Aim - Copy out each line in the material below that has the word "relative".
========================================================================
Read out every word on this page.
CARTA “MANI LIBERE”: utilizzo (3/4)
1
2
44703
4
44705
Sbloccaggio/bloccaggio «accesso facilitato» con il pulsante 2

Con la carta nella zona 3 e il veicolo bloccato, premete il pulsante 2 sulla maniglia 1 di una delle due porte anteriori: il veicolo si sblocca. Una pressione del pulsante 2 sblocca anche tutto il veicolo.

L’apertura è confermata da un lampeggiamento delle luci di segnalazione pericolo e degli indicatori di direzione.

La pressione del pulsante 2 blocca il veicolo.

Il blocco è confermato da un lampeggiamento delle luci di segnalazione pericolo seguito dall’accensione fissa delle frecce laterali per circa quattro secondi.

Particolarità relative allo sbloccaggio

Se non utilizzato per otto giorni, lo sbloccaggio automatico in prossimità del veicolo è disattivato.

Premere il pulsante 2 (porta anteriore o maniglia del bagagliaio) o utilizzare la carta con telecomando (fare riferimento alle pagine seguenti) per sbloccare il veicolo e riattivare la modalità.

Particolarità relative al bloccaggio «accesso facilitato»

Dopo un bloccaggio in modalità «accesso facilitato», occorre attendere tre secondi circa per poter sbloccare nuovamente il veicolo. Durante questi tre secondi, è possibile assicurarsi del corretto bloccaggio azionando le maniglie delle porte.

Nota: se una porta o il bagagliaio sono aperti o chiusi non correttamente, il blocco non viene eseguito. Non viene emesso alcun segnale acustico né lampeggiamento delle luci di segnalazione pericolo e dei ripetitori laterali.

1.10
========================================================================
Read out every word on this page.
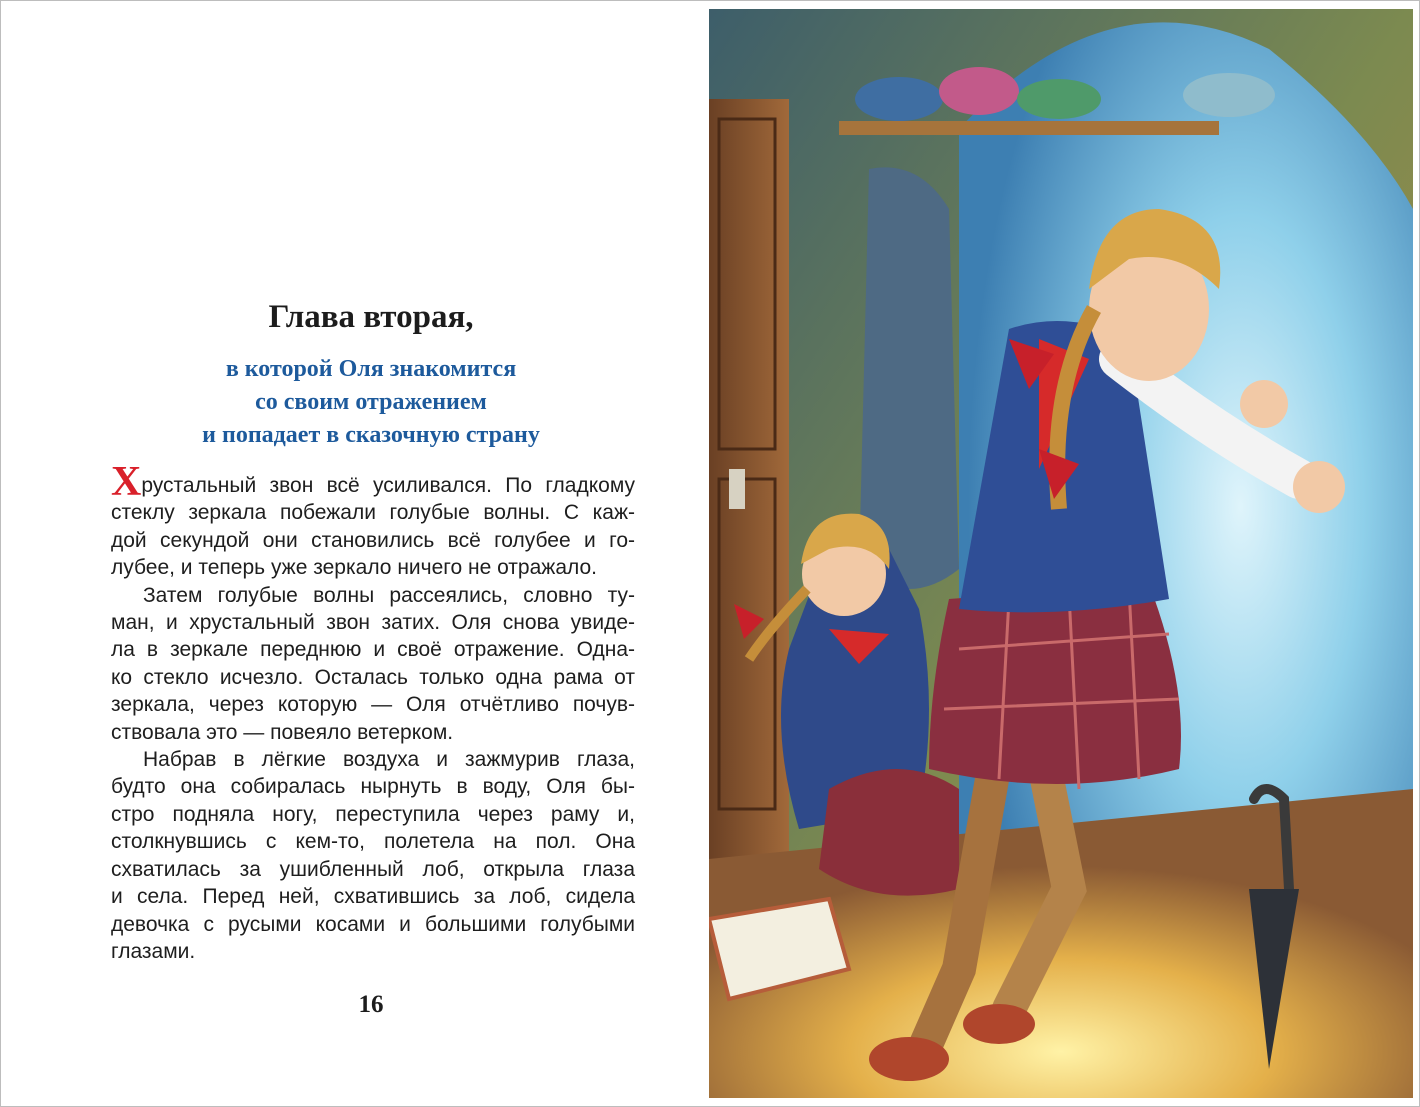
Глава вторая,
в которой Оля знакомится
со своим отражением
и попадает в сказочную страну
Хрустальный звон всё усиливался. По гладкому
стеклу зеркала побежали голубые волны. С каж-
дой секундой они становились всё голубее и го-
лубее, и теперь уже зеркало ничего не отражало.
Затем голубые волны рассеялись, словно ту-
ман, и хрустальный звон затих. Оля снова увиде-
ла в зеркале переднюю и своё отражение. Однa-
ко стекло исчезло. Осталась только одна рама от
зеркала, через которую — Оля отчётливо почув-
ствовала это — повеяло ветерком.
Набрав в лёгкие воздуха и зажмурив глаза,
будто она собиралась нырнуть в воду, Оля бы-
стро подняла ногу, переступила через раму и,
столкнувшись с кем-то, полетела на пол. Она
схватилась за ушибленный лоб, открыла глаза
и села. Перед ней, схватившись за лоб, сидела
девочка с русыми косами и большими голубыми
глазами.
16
========================================================================
Complete output -
Particolarità relative allo sbloccaggio
Particolarità relative al bloccaggio «accesso facilitato»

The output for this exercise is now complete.